● THE REQUEST:
Print all of the lines below word for word, without changing a single character.

● PROVIDED RECORDS:
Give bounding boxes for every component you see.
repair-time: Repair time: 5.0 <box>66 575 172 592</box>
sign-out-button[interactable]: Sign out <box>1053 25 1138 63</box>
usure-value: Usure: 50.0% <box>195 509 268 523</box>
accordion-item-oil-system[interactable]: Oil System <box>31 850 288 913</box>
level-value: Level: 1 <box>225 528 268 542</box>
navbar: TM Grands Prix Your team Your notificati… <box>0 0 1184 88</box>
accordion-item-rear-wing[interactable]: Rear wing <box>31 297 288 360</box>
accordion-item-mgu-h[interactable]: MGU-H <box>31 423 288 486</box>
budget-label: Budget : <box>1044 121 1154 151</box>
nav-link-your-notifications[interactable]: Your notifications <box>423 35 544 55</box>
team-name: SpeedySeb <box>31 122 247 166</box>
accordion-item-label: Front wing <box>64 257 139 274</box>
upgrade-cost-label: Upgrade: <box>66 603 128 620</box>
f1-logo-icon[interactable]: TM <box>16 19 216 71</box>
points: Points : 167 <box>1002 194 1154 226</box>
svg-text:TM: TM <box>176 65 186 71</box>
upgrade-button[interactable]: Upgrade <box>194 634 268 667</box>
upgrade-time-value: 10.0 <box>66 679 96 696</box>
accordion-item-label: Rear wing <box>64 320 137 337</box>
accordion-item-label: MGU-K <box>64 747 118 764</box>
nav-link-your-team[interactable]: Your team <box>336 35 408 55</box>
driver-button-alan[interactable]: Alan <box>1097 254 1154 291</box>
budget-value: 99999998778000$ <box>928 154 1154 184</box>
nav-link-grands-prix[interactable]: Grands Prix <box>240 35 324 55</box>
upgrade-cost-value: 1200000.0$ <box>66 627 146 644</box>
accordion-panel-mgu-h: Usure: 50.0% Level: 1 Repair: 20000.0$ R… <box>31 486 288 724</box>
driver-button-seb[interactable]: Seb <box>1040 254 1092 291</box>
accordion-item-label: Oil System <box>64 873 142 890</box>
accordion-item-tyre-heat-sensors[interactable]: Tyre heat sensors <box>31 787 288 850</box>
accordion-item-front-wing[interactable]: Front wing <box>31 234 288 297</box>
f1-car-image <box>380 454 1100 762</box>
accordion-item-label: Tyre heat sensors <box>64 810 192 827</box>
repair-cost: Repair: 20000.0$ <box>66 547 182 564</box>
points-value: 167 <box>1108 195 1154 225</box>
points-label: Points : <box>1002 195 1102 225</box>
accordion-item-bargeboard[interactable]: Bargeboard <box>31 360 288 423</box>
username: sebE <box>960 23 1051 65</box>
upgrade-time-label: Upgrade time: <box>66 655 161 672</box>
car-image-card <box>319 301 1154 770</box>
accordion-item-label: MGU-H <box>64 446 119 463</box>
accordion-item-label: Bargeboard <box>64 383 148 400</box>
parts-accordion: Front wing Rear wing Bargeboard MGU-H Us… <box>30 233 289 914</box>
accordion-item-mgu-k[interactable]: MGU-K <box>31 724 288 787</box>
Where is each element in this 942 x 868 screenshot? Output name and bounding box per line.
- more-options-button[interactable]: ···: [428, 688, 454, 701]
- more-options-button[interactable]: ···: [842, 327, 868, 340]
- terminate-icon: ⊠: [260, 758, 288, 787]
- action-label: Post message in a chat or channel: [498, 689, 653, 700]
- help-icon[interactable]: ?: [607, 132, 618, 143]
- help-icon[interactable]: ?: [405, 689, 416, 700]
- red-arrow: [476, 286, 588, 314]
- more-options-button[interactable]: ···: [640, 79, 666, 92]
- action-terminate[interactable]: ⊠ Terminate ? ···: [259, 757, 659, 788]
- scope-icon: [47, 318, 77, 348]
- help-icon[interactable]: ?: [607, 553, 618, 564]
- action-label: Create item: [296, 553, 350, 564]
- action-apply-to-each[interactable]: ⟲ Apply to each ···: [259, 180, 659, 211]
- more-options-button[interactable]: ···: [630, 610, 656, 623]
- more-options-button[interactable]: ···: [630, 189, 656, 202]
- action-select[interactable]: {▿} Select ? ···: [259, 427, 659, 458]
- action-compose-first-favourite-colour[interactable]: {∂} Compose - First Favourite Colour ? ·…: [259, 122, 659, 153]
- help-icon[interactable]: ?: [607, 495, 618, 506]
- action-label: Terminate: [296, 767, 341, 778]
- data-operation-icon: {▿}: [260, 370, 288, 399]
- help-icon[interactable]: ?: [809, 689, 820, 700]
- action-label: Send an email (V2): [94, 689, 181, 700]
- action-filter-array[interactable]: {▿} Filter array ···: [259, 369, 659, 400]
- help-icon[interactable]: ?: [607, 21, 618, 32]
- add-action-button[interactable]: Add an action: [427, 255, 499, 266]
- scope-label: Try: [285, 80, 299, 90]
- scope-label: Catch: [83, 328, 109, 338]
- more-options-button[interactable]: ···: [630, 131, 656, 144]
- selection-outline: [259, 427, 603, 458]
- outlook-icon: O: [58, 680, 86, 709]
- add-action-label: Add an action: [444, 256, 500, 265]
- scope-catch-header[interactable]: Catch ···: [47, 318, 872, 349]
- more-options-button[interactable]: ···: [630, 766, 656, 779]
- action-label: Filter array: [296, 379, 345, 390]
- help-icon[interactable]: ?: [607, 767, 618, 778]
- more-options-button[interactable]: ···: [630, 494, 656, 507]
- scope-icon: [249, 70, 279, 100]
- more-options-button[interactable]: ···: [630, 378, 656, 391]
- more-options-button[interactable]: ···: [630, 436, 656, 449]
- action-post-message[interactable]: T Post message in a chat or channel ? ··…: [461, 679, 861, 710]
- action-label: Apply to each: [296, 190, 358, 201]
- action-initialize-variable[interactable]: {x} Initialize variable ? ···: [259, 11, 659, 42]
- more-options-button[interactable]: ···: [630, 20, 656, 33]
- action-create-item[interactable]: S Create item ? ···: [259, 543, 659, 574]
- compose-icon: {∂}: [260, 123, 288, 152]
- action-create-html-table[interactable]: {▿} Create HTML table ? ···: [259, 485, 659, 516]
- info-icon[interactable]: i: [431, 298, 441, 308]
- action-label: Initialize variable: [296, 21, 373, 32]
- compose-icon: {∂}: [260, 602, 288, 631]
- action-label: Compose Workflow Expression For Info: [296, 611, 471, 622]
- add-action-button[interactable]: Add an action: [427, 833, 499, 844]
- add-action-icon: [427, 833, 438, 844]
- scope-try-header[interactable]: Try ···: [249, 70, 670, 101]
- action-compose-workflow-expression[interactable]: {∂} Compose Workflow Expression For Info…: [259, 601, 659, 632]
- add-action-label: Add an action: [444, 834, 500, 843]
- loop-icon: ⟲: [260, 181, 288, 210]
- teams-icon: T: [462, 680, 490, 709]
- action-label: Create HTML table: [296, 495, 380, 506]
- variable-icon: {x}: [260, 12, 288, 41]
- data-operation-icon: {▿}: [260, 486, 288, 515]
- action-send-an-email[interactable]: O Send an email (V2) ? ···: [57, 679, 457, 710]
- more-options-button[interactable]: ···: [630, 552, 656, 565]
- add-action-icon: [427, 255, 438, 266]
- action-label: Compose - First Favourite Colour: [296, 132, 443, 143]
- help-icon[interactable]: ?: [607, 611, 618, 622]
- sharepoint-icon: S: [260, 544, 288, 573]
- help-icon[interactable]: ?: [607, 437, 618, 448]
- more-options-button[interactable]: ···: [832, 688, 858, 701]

● PROBLEM SOLUTION:
Give bounding boxes for every component you see.
repair-time: Repair time: 5.0 <box>66 575 172 592</box>
sign-out-button[interactable]: Sign out <box>1053 25 1138 63</box>
usure-value: Usure: 50.0% <box>195 509 268 523</box>
accordion-item-oil-system[interactable]: Oil System <box>31 850 288 913</box>
level-value: Level: 1 <box>225 528 268 542</box>
navbar: TM Grands Prix Your team Your notificati… <box>0 0 1184 88</box>
accordion-item-rear-wing[interactable]: Rear wing <box>31 297 288 360</box>
accordion-item-mgu-h[interactable]: MGU-H <box>31 423 288 486</box>
budget-label: Budget : <box>1044 121 1154 151</box>
nav-link-your-notifications[interactable]: Your notifications <box>423 35 544 55</box>
team-name: SpeedySeb <box>31 122 247 166</box>
accordion-item-label: Front wing <box>64 257 139 274</box>
upgrade-cost-label: Upgrade: <box>66 603 128 620</box>
f1-logo-icon[interactable]: TM <box>16 19 216 71</box>
points: Points : 167 <box>1002 194 1154 226</box>
svg-text:TM: TM <box>176 65 186 71</box>
upgrade-button[interactable]: Upgrade <box>194 634 268 667</box>
upgrade-time-value: 10.0 <box>66 679 96 696</box>
accordion-item-label: Rear wing <box>64 320 137 337</box>
accordion-item-label: MGU-K <box>64 747 118 764</box>
nav-link-your-team[interactable]: Your team <box>336 35 408 55</box>
driver-button-alan[interactable]: Alan <box>1097 254 1154 291</box>
budget-value: 99999998778000$ <box>928 154 1154 184</box>
nav-link-grands-prix[interactable]: Grands Prix <box>240 35 324 55</box>
upgrade-cost-value: 1200000.0$ <box>66 627 146 644</box>
accordion-panel-mgu-h: Usure: 50.0% Level: 1 Repair: 20000.0$ R… <box>31 486 288 724</box>
driver-button-seb[interactable]: Seb <box>1040 254 1092 291</box>
accordion-item-label: Oil System <box>64 873 142 890</box>
accordion-item-tyre-heat-sensors[interactable]: Tyre heat sensors <box>31 787 288 850</box>
accordion-item-front-wing[interactable]: Front wing <box>31 234 288 297</box>
f1-car-image <box>380 454 1100 762</box>
accordion-item-label: Tyre heat sensors <box>64 810 192 827</box>
repair-cost: Repair: 20000.0$ <box>66 547 182 564</box>
points-value: 167 <box>1108 195 1154 225</box>
points-label: Points : <box>1002 195 1102 225</box>
accordion-item-bargeboard[interactable]: Bargeboard <box>31 360 288 423</box>
username: sebE <box>960 23 1051 65</box>
upgrade-time-label: Upgrade time: <box>66 655 161 672</box>
car-image-card <box>319 301 1154 770</box>
accordion-item-label: MGU-H <box>64 446 119 463</box>
accordion-item-label: Bargeboard <box>64 383 148 400</box>
parts-accordion: Front wing Rear wing Bargeboard MGU-H Us… <box>30 233 289 914</box>
accordion-item-mgu-k[interactable]: MGU-K <box>31 724 288 787</box>
Where is each element in this 942 x 868 screenshot? Output name and bounding box per line.
- more-options-button[interactable]: ···: [428, 688, 454, 701]
- more-options-button[interactable]: ···: [842, 327, 868, 340]
- terminate-icon: ⊠: [260, 758, 288, 787]
- action-label: Post message in a chat or channel: [498, 689, 653, 700]
- help-icon[interactable]: ?: [607, 132, 618, 143]
- help-icon[interactable]: ?: [405, 689, 416, 700]
- red-arrow: [476, 286, 588, 314]
- more-options-button[interactable]: ···: [640, 79, 666, 92]
- action-terminate[interactable]: ⊠ Terminate ? ···: [259, 757, 659, 788]
- scope-icon: [47, 318, 77, 348]
- help-icon[interactable]: ?: [607, 553, 618, 564]
- action-label: Create item: [296, 553, 350, 564]
- action-apply-to-each[interactable]: ⟲ Apply to each ···: [259, 180, 659, 211]
- more-options-button[interactable]: ···: [630, 610, 656, 623]
- more-options-button[interactable]: ···: [630, 189, 656, 202]
- action-select[interactable]: {▿} Select ? ···: [259, 427, 659, 458]
- action-compose-first-favourite-colour[interactable]: {∂} Compose - First Favourite Colour ? ·…: [259, 122, 659, 153]
- help-icon[interactable]: ?: [607, 495, 618, 506]
- action-label: Terminate: [296, 767, 341, 778]
- data-operation-icon: {▿}: [260, 370, 288, 399]
- help-icon[interactable]: ?: [809, 689, 820, 700]
- action-label: Send an email (V2): [94, 689, 181, 700]
- action-filter-array[interactable]: {▿} Filter array ···: [259, 369, 659, 400]
- help-icon[interactable]: ?: [607, 21, 618, 32]
- add-action-button[interactable]: Add an action: [427, 255, 499, 266]
- scope-label: Try: [285, 80, 299, 90]
- scope-label: Catch: [83, 328, 109, 338]
- more-options-button[interactable]: ···: [630, 131, 656, 144]
- selection-outline: [259, 427, 603, 458]
- outlook-icon: O: [58, 680, 86, 709]
- add-action-label: Add an action: [444, 256, 500, 265]
- scope-catch-header[interactable]: Catch ···: [47, 318, 872, 349]
- more-options-button[interactable]: ···: [630, 766, 656, 779]
- action-label: Filter array: [296, 379, 345, 390]
- help-icon[interactable]: ?: [607, 767, 618, 778]
- more-options-button[interactable]: ···: [630, 494, 656, 507]
- scope-icon: [249, 70, 279, 100]
- more-options-button[interactable]: ···: [630, 378, 656, 391]
- more-options-button[interactable]: ···: [630, 436, 656, 449]
- action-post-message[interactable]: T Post message in a chat or channel ? ··…: [461, 679, 861, 710]
- action-label: Apply to each: [296, 190, 358, 201]
- action-initialize-variable[interactable]: {x} Initialize variable ? ···: [259, 11, 659, 42]
- more-options-button[interactable]: ···: [630, 20, 656, 33]
- action-create-item[interactable]: S Create item ? ···: [259, 543, 659, 574]
- compose-icon: {∂}: [260, 123, 288, 152]
- action-create-html-table[interactable]: {▿} Create HTML table ? ···: [259, 485, 659, 516]
- info-icon[interactable]: i: [431, 298, 441, 308]
- action-label: Initialize variable: [296, 21, 373, 32]
- compose-icon: {∂}: [260, 602, 288, 631]
- action-label: Compose Workflow Expression For Info: [296, 611, 471, 622]
- add-action-button[interactable]: Add an action: [427, 833, 499, 844]
- add-action-icon: [427, 833, 438, 844]
- scope-try-header[interactable]: Try ···: [249, 70, 670, 101]
- action-compose-workflow-expression[interactable]: {∂} Compose Workflow Expression For Info…: [259, 601, 659, 632]
- add-action-label: Add an action: [444, 834, 500, 843]
- loop-icon: ⟲: [260, 181, 288, 210]
- teams-icon: T: [462, 680, 490, 709]
- action-label: Create HTML table: [296, 495, 380, 506]
- variable-icon: {x}: [260, 12, 288, 41]
- data-operation-icon: {▿}: [260, 486, 288, 515]
- action-send-an-email[interactable]: O Send an email (V2) ? ···: [57, 679, 457, 710]
- more-options-button[interactable]: ···: [630, 552, 656, 565]
- add-action-icon: [427, 255, 438, 266]
- action-label: Compose - First Favourite Colour: [296, 132, 443, 143]
- help-icon[interactable]: ?: [607, 611, 618, 622]
- sharepoint-icon: S: [260, 544, 288, 573]
- help-icon[interactable]: ?: [607, 437, 618, 448]
- more-options-button[interactable]: ···: [832, 688, 858, 701]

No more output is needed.